Data listing:
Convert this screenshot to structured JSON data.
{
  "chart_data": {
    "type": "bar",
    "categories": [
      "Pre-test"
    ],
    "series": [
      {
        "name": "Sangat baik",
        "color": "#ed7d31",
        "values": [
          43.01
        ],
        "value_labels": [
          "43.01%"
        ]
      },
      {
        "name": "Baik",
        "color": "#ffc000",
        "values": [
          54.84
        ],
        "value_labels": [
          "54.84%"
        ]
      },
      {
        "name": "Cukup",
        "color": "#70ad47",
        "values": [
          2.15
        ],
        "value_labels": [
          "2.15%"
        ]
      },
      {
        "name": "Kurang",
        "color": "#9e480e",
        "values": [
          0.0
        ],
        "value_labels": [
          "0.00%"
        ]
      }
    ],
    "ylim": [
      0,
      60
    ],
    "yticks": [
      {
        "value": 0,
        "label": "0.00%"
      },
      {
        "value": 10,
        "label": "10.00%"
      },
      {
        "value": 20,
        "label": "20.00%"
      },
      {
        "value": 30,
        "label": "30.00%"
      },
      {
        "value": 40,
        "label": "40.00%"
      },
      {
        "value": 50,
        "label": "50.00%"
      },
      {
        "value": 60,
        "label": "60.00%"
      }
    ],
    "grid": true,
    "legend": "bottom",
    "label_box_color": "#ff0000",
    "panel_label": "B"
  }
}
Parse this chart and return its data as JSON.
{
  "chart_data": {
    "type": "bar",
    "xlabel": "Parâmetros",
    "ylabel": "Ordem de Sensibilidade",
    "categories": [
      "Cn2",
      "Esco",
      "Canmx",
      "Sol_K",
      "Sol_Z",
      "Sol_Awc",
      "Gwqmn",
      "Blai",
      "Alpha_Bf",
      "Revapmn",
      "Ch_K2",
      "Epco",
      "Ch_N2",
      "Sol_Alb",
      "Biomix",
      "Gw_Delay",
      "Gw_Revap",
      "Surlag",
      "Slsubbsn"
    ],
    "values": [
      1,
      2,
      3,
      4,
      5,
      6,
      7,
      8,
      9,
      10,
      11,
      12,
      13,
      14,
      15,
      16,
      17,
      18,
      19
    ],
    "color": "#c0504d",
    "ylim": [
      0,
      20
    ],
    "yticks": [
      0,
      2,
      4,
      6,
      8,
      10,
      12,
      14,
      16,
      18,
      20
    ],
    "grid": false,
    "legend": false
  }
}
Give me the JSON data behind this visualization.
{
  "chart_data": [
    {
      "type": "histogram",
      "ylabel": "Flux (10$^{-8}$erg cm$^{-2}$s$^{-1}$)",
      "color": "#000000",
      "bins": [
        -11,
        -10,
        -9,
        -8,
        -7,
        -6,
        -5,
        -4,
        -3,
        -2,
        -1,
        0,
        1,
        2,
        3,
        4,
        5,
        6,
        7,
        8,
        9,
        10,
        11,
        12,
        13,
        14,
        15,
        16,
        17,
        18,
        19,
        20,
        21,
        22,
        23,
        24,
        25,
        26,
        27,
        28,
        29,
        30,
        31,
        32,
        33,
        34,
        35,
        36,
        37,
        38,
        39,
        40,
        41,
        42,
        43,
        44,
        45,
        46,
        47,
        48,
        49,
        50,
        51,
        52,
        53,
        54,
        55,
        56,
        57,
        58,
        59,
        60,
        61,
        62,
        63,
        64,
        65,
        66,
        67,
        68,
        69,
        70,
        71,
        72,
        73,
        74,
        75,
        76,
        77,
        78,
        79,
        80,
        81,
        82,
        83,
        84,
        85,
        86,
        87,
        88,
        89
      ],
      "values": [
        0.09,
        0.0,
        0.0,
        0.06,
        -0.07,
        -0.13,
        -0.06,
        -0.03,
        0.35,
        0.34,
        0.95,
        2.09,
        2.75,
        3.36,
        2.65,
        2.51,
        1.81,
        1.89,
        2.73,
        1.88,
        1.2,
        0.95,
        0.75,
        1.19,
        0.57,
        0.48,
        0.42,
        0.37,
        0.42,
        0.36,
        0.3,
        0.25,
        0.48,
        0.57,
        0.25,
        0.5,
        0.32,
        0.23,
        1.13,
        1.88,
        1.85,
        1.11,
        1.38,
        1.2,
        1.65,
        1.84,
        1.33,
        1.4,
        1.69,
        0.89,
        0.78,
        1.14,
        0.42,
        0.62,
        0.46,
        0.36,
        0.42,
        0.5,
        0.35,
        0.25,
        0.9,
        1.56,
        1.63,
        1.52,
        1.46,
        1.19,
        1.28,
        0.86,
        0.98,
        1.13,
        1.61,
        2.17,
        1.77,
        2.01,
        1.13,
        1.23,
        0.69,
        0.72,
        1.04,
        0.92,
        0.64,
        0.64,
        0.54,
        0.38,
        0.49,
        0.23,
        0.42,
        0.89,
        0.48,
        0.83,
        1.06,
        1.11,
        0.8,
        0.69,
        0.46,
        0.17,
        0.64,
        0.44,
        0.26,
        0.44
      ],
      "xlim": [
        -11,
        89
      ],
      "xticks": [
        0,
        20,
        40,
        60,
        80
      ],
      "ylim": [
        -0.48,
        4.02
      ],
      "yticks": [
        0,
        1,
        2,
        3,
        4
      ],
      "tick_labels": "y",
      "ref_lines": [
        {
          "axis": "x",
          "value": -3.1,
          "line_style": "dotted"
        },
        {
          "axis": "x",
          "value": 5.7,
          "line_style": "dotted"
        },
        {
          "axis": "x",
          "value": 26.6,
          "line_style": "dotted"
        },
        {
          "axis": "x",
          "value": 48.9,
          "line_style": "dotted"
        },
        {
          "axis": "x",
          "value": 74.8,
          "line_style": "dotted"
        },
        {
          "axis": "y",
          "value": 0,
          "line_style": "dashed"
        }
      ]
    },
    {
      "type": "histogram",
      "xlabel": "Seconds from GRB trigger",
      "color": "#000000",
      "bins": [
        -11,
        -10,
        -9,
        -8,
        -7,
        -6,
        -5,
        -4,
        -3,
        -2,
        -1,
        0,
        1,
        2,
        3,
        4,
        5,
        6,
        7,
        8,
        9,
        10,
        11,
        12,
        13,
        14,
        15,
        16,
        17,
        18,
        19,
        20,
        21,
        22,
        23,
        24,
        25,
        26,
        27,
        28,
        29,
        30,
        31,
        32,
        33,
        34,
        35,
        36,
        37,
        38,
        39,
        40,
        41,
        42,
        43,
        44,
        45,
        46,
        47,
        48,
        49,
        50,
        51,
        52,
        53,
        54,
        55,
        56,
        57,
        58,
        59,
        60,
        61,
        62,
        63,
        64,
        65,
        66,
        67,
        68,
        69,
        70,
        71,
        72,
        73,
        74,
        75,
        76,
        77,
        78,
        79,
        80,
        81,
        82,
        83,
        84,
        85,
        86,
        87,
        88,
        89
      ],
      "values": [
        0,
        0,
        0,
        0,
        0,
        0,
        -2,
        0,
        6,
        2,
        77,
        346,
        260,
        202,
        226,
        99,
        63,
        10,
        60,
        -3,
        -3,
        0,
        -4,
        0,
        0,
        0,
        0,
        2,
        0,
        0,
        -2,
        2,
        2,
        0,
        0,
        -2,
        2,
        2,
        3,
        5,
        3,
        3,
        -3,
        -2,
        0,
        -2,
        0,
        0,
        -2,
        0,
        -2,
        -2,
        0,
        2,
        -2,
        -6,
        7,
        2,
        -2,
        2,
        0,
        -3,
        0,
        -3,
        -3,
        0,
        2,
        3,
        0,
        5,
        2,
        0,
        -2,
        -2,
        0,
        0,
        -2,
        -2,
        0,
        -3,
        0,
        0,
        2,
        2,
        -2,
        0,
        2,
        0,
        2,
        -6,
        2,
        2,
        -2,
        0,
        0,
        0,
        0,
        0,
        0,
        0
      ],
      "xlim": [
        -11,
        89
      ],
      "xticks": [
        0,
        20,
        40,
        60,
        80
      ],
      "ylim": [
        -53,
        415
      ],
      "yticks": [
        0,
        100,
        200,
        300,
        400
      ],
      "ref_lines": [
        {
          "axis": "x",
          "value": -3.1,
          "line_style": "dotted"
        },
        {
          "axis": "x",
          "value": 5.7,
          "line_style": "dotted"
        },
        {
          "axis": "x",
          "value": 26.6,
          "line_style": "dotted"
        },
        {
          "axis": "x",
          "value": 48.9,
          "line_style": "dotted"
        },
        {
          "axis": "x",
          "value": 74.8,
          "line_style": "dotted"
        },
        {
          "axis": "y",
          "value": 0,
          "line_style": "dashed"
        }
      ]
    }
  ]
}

Work to complete:
Identify and extract each line of the listing that contains "name".

Result for this exercise:
        "name": "Sangat baik",
        "name": "Baik",
        "name": "Cukup",
        "name": "Kurang",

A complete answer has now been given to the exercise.